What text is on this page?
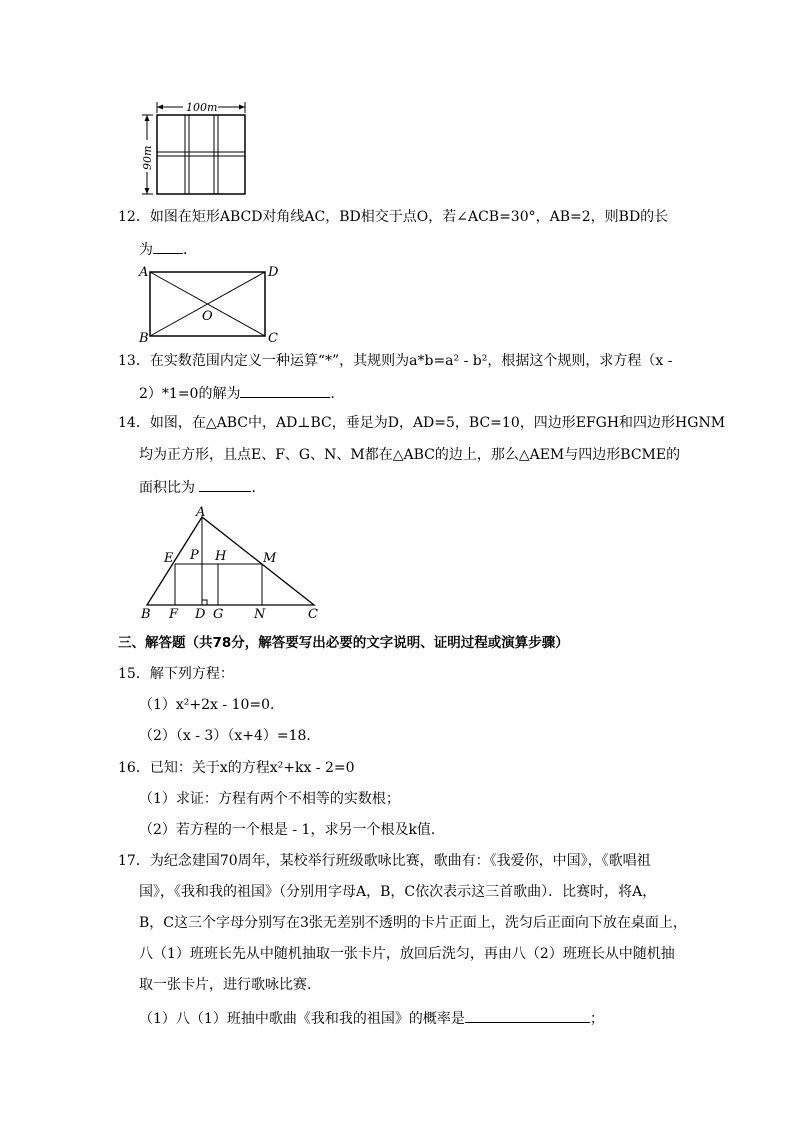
100m
90m
12．如图在矩形ABCD对角线AC，BD相交于点O，若∠ACB=30°，AB=2，则BD的长
为 ．
A	D
B	C
O
13．在实数范围内定义一种运算“*”，其规则为a*b=a² - b²，根据这个规则，求方程（x -
2）*1=0的解为	．
14．如图，在△ABC中，AD⊥BC，垂足为D，AD=5，BC=10，四边形EFGH和四边形HGNM
均为正方形，且点E、F、G、N、M都在△ABC的边上，那么△AEM与四边形BCME的
面积比为	．
A
E P H	M
B F D G N	C
三、解答题（共78分，解答要写出必要的文字说明、证明过程或演算步骤）
15．解下列方程：
（1）x²+2x - 10=0．
（2）（x - 3）（x+4）=18．
16．已知：关于x的方程x²+kx - 2=0
（1）求证：方程有两个不相等的实数根；
（2）若方程的一个根是 - 1，求另一个根及k值．
17．为纪念建国70周年，某校举行班级歌咏比赛，歌曲有：《我爱你，中国》，《歌唱祖
国》，《我和我的祖国》（分别用字母A，B，C依次表示这三首歌曲）．比赛时，将A，
B，C这三个字母分别写在3张无差别不透明的卡片正面上，洗匀后正面向下放在桌面上，
八（1）班班长先从中随机抽取一张卡片，放回后洗匀，再由八（2）班班长从中随机抽
取一张卡片，进行歌咏比赛．
（1）八（1）班抽中歌曲《我和我的祖国》的概率是	；
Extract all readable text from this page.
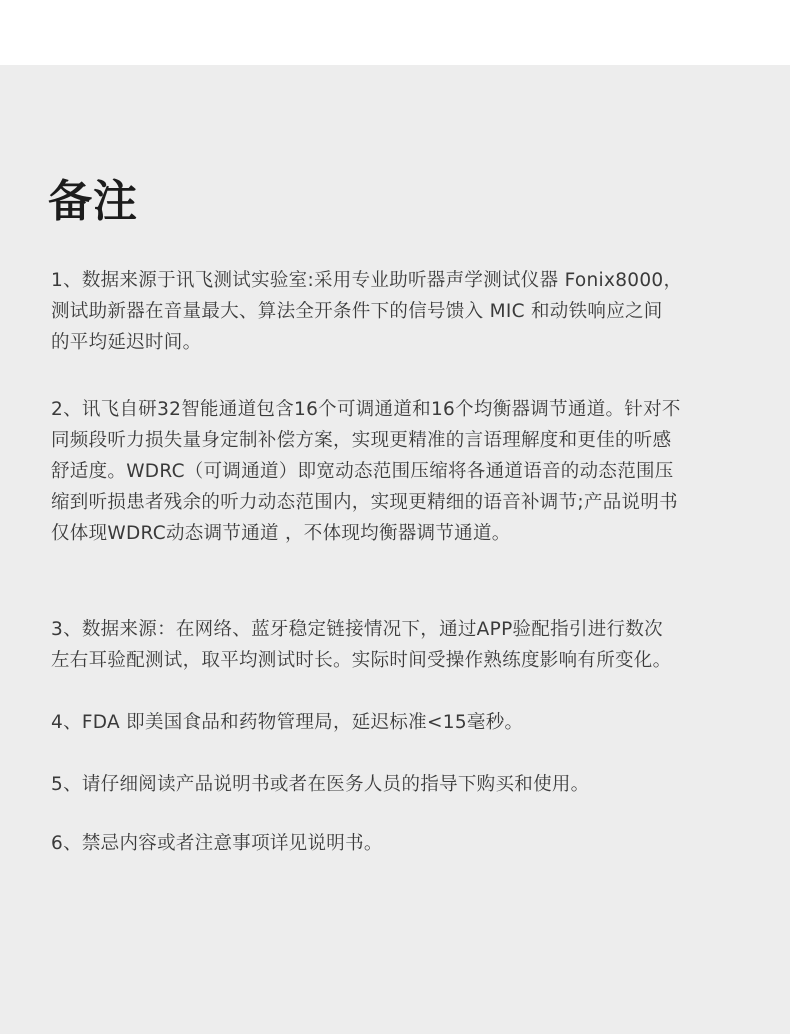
备注

1、数据来源于讯飞测试实验室:采用专业助听器声学测试仪器 Fonix8000，
测试助新器在音量最大、算法全开条件下的信号馈入 MIC 和动铁响应之间
的平均延迟时间。

2、讯飞自研32智能通道包含16个可调通道和16个均衡器调节通道。针对不
同频段听力损失量身定制补偿方案，实现更精准的言语理解度和更佳的听感
舒适度。WDRC（可调通道）即宽动态范围压缩将各通道语音的动态范围压
缩到听损患者残余的听力动态范围内，实现更精细的语音补调节;产品说明书
仅体现WDRC动态调节通道 ，不体现均衡器调节通道。

3、数据来源：在网络、蓝牙稳定链接情况下，通过APP验配指引进行数次
左右耳验配测试，取平均测试时长。实际时间受操作熟练度影响有所变化。

4、FDA 即美国食品和药物管理局，延迟标准<15毫秒。

5、请仔细阅读产品说明书或者在医务人员的指导下购买和使用。

6、禁忌内容或者注意事项详见说明书。
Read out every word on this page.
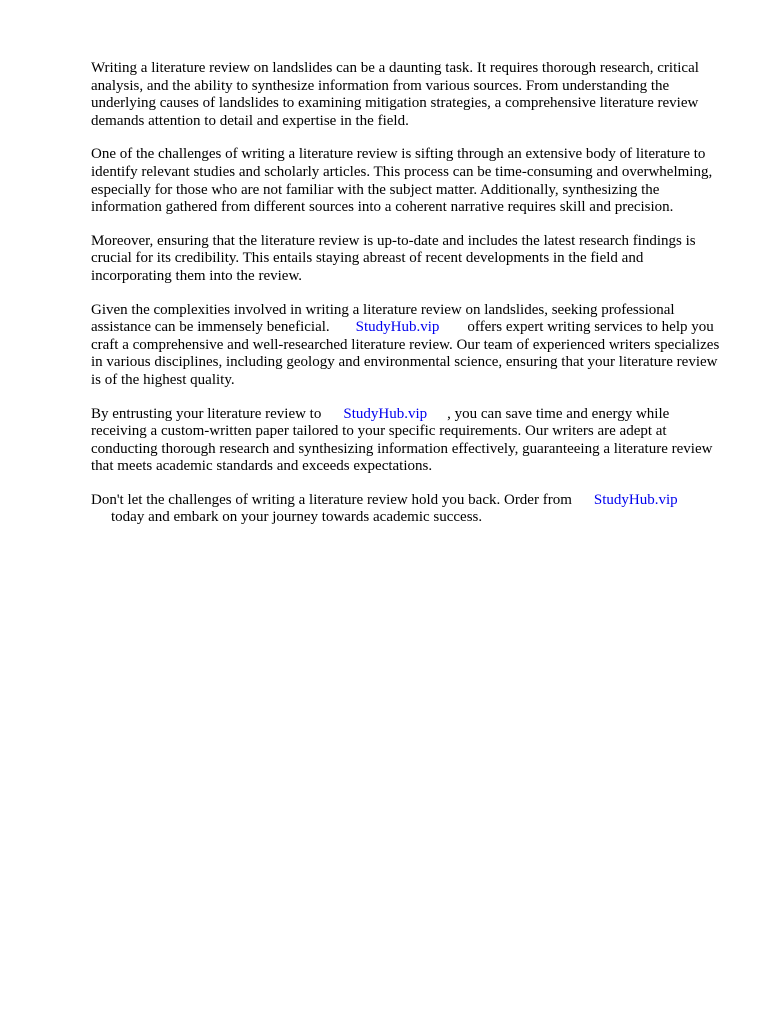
Writing a literature review on landslides can be a daunting task. It requires thorough research, critical analysis, and the ability to synthesize information from various sources. From understanding the underlying causes of landslides to examining mitigation strategies, a comprehensive literature review demands attention to detail and expertise in the field.

One of the challenges of writing a literature review is sifting through an extensive body of literature to identify relevant studies and scholarly articles. This process can be time-consuming and overwhelming, especially for those who are not familiar with the subject matter. Additionally, synthesizing the information gathered from different sources into a coherent narrative requires skill and precision.

Moreover, ensuring that the literature review is up-to-date and includes the latest research findings is crucial for its credibility. This entails staying abreast of recent developments in the field and incorporating them into the review.

Given the complexities involved in writing a literature review on landslides, seeking professional assistance can be immensely beneficial. StudyHub.vip offers expert writing services to help you craft a comprehensive and well-researched literature review. Our team of experienced writers specializes in various disciplines, including geology and environmental science, ensuring that your literature review is of the highest quality.

By entrusting your literature review to StudyHub.vip , you can save time and energy while receiving a custom-written paper tailored to your specific requirements. Our writers are adept at conducting thorough research and synthesizing information effectively, guaranteeing a literature review that meets academic standards and exceeds expectations.

Don't let the challenges of writing a literature review hold you back. Order from StudyHub.vip
today and embark on your journey towards academic success.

* **What you are asked to do**
From the records above, copy every line that holds the word "我和我的祖国".

* **Solution for this task**
国》，《我和我的祖国》（分别用字母A，B，C依次表示这三首歌曲）．比赛时，将A，
（1）八（1）班抽中歌曲《我和我的祖国》的概率是	；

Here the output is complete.